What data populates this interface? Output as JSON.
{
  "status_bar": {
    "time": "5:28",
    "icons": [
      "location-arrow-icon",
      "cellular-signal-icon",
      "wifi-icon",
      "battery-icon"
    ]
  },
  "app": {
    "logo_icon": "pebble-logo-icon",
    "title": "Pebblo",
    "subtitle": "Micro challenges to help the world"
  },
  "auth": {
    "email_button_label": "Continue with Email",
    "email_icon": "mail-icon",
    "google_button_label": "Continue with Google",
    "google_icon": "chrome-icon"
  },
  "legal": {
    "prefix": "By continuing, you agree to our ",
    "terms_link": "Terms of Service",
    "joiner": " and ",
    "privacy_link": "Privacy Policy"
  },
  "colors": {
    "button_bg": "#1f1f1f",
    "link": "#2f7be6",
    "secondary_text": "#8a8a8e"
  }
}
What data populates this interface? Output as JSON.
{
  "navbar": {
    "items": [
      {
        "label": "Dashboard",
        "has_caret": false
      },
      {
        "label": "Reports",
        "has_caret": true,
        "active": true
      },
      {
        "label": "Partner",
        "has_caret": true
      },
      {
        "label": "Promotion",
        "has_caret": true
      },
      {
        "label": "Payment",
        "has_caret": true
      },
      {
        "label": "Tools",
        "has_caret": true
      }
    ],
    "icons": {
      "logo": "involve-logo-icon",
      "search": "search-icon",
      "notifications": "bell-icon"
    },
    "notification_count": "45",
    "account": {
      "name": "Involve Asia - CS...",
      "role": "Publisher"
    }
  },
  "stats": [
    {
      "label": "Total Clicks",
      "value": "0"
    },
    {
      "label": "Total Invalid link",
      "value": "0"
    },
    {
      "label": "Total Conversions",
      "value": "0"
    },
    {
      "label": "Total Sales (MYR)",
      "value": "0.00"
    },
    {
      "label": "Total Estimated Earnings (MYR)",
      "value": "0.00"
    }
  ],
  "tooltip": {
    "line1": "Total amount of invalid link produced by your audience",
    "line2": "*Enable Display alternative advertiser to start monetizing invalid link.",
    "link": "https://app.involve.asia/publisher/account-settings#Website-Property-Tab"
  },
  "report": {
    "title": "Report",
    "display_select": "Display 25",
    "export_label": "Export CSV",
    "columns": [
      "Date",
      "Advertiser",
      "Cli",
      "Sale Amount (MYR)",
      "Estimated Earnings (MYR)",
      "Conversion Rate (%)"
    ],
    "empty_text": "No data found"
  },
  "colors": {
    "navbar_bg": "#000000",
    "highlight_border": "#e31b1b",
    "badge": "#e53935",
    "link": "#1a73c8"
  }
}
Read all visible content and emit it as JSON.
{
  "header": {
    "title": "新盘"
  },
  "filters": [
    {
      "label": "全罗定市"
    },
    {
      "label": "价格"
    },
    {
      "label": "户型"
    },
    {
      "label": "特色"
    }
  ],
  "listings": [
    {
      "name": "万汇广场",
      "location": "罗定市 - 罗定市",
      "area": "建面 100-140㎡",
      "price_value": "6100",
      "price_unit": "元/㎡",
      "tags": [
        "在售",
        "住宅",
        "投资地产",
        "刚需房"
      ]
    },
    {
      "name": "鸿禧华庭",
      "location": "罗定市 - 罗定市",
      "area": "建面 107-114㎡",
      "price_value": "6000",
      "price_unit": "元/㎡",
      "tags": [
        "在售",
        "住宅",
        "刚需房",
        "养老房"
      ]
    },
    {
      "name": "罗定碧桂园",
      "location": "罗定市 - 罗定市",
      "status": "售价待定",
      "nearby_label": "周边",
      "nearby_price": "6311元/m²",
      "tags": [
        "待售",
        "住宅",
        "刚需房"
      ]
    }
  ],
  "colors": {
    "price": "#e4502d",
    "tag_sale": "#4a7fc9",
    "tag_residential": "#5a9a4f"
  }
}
◆ ◆ ◆ ◆ ◆
Please set down all the data word for word.

## SOLUTION
What data populates this interface? Output as JSON.
{
  "status_bar": {
    "time": "5:28",
    "icons": [
      "location-arrow-icon",
      "cellular-signal-icon",
      "wifi-icon",
      "battery-icon"
    ]
  },
  "app": {
    "logo_icon": "pebble-logo-icon",
    "title": "Pebblo",
    "subtitle": "Micro challenges to help the world"
  },
  "auth": {
    "email_button_label": "Continue with Email",
    "email_icon": "mail-icon",
    "google_button_label": "Continue with Google",
    "google_icon": "chrome-icon"
  },
  "legal": {
    "prefix": "By continuing, you agree to our ",
    "terms_link": "Terms of Service",
    "joiner": " and ",
    "privacy_link": "Privacy Policy"
  },
  "colors": {
    "button_bg": "#1f1f1f",
    "link": "#2f7be6",
    "secondary_text": "#8a8a8e"
  }
}
What data populates this interface? Output as JSON.
{
  "navbar": {
    "items": [
      {
        "label": "Dashboard",
        "has_caret": false
      },
      {
        "label": "Reports",
        "has_caret": true,
        "active": true
      },
      {
        "label": "Partner",
        "has_caret": true
      },
      {
        "label": "Promotion",
        "has_caret": true
      },
      {
        "label": "Payment",
        "has_caret": true
      },
      {
        "label": "Tools",
        "has_caret": true
      }
    ],
    "icons": {
      "logo": "involve-logo-icon",
      "search": "search-icon",
      "notifications": "bell-icon"
    },
    "notification_count": "45",
    "account": {
      "name": "Involve Asia - CS...",
      "role": "Publisher"
    }
  },
  "stats": [
    {
      "label": "Total Clicks",
      "value": "0"
    },
    {
      "label": "Total Invalid link",
      "value": "0"
    },
    {
      "label": "Total Conversions",
      "value": "0"
    },
    {
      "label": "Total Sales (MYR)",
      "value": "0.00"
    },
    {
      "label": "Total Estimated Earnings (MYR)",
      "value": "0.00"
    }
  ],
  "tooltip": {
    "line1": "Total amount of invalid link produced by your audience",
    "line2": "*Enable Display alternative advertiser to start monetizing invalid link.",
    "link": "https://app.involve.asia/publisher/account-settings#Website-Property-Tab"
  },
  "report": {
    "title": "Report",
    "display_select": "Display 25",
    "export_label": "Export CSV",
    "columns": [
      "Date",
      "Advertiser",
      "Cli",
      "Sale Amount (MYR)",
      "Estimated Earnings (MYR)",
      "Conversion Rate (%)"
    ],
    "empty_text": "No data found"
  },
  "colors": {
    "navbar_bg": "#000000",
    "highlight_border": "#e31b1b",
    "badge": "#e53935",
    "link": "#1a73c8"
  }
}
Read all visible content and emit it as JSON.
{
  "header": {
    "title": "新盘"
  },
  "filters": [
    {
      "label": "全罗定市"
    },
    {
      "label": "价格"
    },
    {
      "label": "户型"
    },
    {
      "label": "特色"
    }
  ],
  "listings": [
    {
      "name": "万汇广场",
      "location": "罗定市 - 罗定市",
      "area": "建面 100-140㎡",
      "price_value": "6100",
      "price_unit": "元/㎡",
      "tags": [
        "在售",
        "住宅",
        "投资地产",
        "刚需房"
      ]
    },
    {
      "name": "鸿禧华庭",
      "location": "罗定市 - 罗定市",
      "area": "建面 107-114㎡",
      "price_value": "6000",
      "price_unit": "元/㎡",
      "tags": [
        "在售",
        "住宅",
        "刚需房",
        "养老房"
      ]
    },
    {
      "name": "罗定碧桂园",
      "location": "罗定市 - 罗定市",
      "status": "售价待定",
      "nearby_label": "周边",
      "nearby_price": "6311元/m²",
      "tags": [
        "待售",
        "住宅",
        "刚需房"
      ]
    }
  ],
  "colors": {
    "price": "#e4502d",
    "tag_sale": "#4a7fc9",
    "tag_residential": "#5a9a4f"
  }
}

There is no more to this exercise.